■ What is required: Look through the data for the string "ylabel". Copy every line where it is found.

-- start Data section --

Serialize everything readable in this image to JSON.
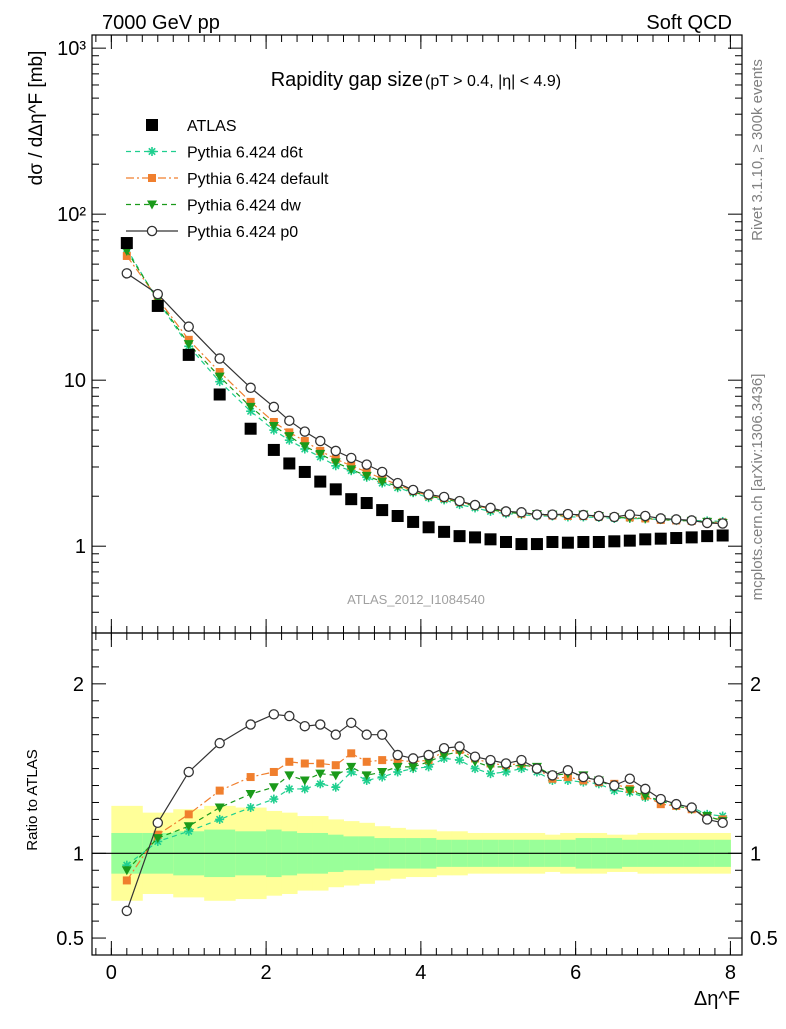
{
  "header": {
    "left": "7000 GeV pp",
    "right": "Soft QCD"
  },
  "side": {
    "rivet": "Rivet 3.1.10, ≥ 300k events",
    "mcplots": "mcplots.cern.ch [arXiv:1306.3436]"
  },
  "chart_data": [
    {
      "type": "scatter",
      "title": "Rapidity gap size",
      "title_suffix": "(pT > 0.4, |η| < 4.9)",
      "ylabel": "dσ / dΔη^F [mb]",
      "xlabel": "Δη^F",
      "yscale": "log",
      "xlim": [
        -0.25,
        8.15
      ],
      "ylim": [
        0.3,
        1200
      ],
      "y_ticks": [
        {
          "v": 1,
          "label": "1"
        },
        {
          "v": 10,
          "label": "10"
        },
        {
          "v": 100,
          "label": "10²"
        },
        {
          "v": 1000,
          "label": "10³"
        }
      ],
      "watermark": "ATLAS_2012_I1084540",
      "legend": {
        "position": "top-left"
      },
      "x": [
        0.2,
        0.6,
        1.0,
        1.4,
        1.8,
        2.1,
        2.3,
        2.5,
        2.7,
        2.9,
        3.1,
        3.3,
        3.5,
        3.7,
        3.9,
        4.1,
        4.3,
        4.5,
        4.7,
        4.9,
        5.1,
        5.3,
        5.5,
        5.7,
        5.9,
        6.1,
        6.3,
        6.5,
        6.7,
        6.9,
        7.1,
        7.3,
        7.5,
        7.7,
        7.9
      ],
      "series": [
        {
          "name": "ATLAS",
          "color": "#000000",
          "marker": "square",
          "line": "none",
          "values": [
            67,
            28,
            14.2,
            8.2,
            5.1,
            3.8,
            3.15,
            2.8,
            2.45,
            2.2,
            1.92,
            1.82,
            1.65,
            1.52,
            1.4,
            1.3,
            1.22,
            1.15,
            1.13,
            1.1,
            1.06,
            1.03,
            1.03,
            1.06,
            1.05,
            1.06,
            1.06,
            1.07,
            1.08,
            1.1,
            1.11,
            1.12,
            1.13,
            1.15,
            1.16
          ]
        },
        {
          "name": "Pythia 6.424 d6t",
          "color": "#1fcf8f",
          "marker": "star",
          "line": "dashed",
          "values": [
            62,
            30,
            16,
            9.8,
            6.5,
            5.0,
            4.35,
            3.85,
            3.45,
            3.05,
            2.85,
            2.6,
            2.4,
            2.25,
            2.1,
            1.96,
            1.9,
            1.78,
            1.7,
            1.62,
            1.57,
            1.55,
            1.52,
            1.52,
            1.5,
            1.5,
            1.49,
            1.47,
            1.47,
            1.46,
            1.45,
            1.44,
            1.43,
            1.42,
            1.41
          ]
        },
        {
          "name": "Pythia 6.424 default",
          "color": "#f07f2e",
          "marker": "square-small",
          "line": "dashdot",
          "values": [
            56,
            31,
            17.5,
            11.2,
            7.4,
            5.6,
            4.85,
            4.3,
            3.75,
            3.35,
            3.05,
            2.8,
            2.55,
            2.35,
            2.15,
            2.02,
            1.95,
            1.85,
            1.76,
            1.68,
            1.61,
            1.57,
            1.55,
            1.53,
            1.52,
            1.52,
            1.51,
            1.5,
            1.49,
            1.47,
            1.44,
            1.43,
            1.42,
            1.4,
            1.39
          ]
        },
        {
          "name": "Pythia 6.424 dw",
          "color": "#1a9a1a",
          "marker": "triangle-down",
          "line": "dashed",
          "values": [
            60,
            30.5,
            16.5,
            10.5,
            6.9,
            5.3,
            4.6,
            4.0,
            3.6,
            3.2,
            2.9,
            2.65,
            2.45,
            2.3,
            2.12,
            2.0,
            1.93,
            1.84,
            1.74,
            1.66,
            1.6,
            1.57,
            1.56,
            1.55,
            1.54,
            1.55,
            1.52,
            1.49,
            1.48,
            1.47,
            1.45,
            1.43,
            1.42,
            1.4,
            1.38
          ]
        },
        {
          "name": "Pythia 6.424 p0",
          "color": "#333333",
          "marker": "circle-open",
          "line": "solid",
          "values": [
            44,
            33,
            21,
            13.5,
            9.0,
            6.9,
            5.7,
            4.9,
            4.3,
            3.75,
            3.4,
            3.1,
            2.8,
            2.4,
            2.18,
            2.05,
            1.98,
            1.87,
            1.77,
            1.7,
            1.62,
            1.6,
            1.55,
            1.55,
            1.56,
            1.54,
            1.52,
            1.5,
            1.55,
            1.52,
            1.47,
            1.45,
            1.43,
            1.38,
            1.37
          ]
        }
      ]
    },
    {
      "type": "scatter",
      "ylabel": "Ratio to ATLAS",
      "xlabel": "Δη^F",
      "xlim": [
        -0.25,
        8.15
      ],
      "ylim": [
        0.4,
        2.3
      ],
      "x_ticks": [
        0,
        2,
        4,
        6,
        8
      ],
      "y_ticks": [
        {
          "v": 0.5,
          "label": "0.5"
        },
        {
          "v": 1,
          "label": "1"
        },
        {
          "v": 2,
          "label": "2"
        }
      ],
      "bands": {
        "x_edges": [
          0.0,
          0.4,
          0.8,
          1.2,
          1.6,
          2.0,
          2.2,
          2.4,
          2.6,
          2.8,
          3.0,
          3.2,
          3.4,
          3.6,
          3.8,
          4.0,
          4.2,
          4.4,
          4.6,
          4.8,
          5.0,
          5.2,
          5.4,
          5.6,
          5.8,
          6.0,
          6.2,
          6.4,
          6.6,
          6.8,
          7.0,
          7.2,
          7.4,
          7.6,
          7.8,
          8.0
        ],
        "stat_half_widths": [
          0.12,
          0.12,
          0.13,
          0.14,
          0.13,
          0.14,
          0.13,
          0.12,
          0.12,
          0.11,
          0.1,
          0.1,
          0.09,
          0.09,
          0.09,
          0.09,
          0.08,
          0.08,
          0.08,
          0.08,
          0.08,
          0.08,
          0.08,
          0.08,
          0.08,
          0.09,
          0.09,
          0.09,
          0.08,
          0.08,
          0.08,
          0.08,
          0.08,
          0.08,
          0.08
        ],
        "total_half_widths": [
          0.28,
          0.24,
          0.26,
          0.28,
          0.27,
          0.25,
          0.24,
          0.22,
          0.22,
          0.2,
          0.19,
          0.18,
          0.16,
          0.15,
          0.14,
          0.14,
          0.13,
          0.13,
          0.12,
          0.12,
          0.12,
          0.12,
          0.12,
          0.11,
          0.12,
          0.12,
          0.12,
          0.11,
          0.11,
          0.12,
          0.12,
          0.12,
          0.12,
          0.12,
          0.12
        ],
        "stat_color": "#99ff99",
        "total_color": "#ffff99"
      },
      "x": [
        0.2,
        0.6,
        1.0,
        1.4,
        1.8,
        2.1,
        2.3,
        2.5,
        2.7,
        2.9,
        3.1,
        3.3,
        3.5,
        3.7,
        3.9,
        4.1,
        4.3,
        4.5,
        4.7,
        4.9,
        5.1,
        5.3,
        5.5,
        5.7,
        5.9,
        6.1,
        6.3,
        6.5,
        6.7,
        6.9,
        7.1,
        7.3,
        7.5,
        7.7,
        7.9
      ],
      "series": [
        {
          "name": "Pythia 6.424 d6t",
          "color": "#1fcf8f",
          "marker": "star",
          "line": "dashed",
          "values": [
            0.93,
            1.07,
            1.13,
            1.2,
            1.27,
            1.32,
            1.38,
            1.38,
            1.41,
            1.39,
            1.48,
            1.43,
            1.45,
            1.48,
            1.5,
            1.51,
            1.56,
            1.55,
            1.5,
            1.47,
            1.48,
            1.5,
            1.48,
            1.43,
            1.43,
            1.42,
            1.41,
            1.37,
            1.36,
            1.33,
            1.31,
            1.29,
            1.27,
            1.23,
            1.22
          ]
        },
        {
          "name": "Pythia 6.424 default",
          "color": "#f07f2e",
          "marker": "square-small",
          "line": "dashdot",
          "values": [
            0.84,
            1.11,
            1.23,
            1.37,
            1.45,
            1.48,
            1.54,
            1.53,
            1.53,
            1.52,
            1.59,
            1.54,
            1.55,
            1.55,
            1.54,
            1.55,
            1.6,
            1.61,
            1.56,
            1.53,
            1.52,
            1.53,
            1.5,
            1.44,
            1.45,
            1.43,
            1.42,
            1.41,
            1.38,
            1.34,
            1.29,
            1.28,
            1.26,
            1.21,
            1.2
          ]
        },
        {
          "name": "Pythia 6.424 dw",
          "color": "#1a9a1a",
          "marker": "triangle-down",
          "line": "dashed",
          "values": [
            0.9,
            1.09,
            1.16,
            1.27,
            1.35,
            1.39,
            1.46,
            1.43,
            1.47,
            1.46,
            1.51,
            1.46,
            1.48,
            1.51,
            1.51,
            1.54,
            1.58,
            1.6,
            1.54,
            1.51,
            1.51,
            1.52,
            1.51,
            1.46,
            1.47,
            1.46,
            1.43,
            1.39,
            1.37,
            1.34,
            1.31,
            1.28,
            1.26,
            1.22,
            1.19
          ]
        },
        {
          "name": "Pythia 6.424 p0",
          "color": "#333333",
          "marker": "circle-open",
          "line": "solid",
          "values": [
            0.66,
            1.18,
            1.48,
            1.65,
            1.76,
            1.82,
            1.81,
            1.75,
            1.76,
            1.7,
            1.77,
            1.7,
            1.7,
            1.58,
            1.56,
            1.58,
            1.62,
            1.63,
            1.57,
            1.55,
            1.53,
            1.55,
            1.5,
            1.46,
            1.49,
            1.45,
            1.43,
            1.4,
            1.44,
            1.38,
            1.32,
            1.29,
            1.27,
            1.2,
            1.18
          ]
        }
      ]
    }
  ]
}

-- end Data section --

■ The solution:
      "ylabel": "dσ / dΔη^F [mb]",
      "ylabel": "Ratio to ATLAS",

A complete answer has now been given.